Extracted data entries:
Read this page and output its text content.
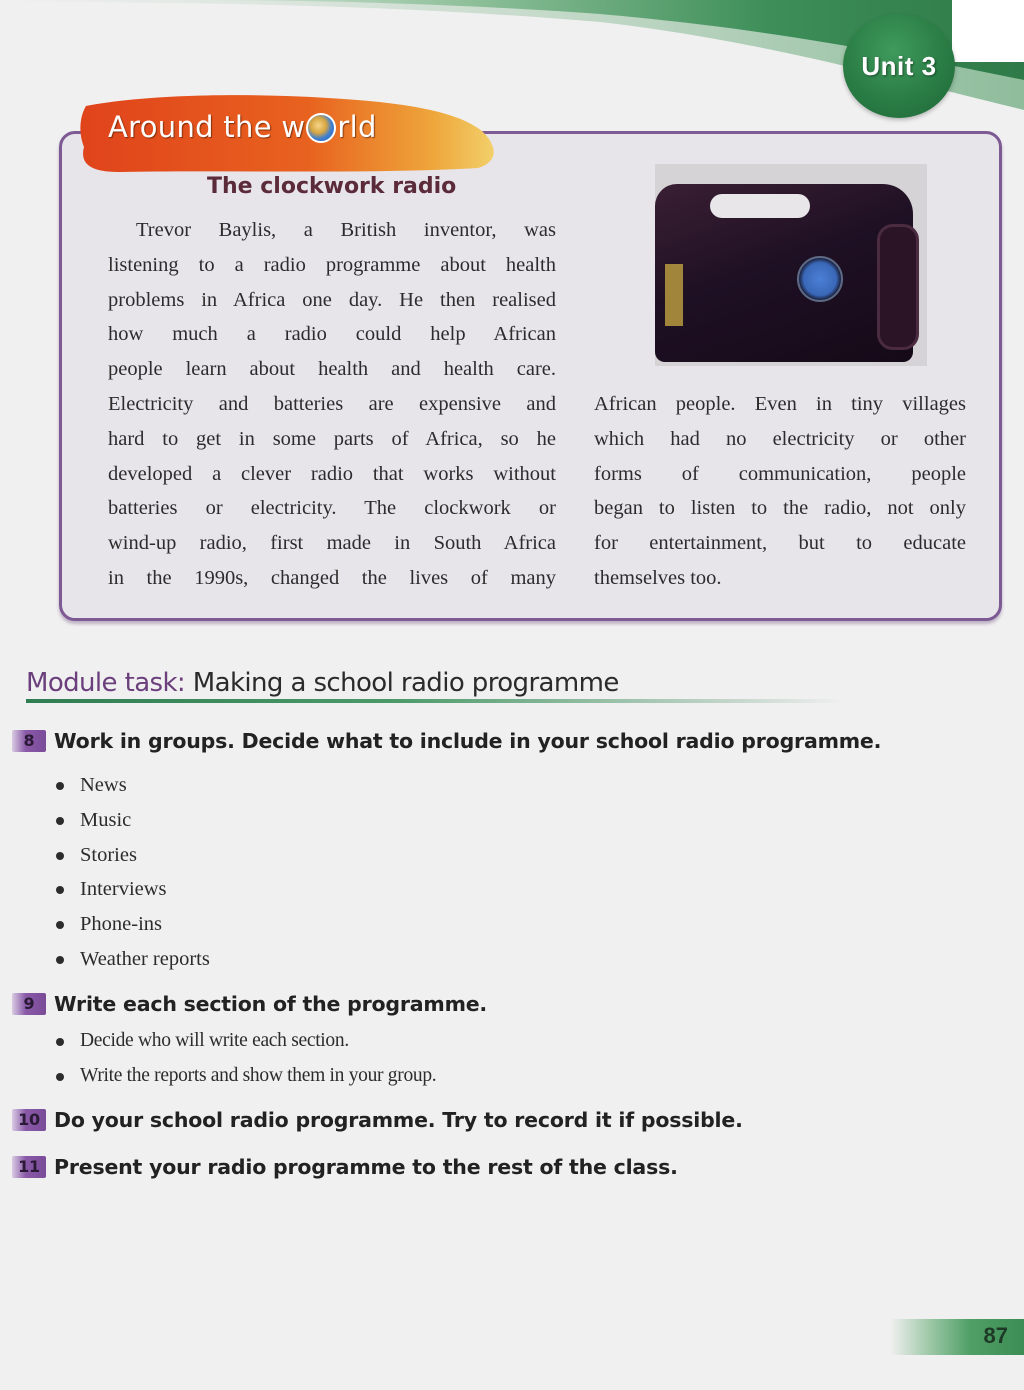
Unit 3
Around the w rld
The clockwork radio
Trevor Baylis, a British inventor, was
listening to a radio programme about health
problems in Africa one day. He then realised
how much a radio could help African
people learn about health and health care.
Electricity and batteries are expensive and
hard to get in some parts of Africa, so he
developed a clever radio that works without
batteries or electricity. The clockwork or
wind-up radio, first made in South Africa
in the 1990s, changed the lives of many
African people. Even in tiny villages
which had no electricity or other
forms of communication, people
began to listen to the radio, not only
for entertainment, but to educate
themselves too.
Module task: Making a school radio programme
8 Work in groups. Decide what to include in your school radio programme.
News
Music
Stories
Interviews
Phone-ins
Weather reports
9 Write each section of the programme.
Decide who will write each section.
Write the reports and show them in your group.
10 Do your school radio programme. Try to record it if possible.
11 Present your radio programme to the rest of the class.
87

▶ [Requirement] What is the number of lines in the data holding the word "radio"? Reply with that number only.

▶ [Written reply] 10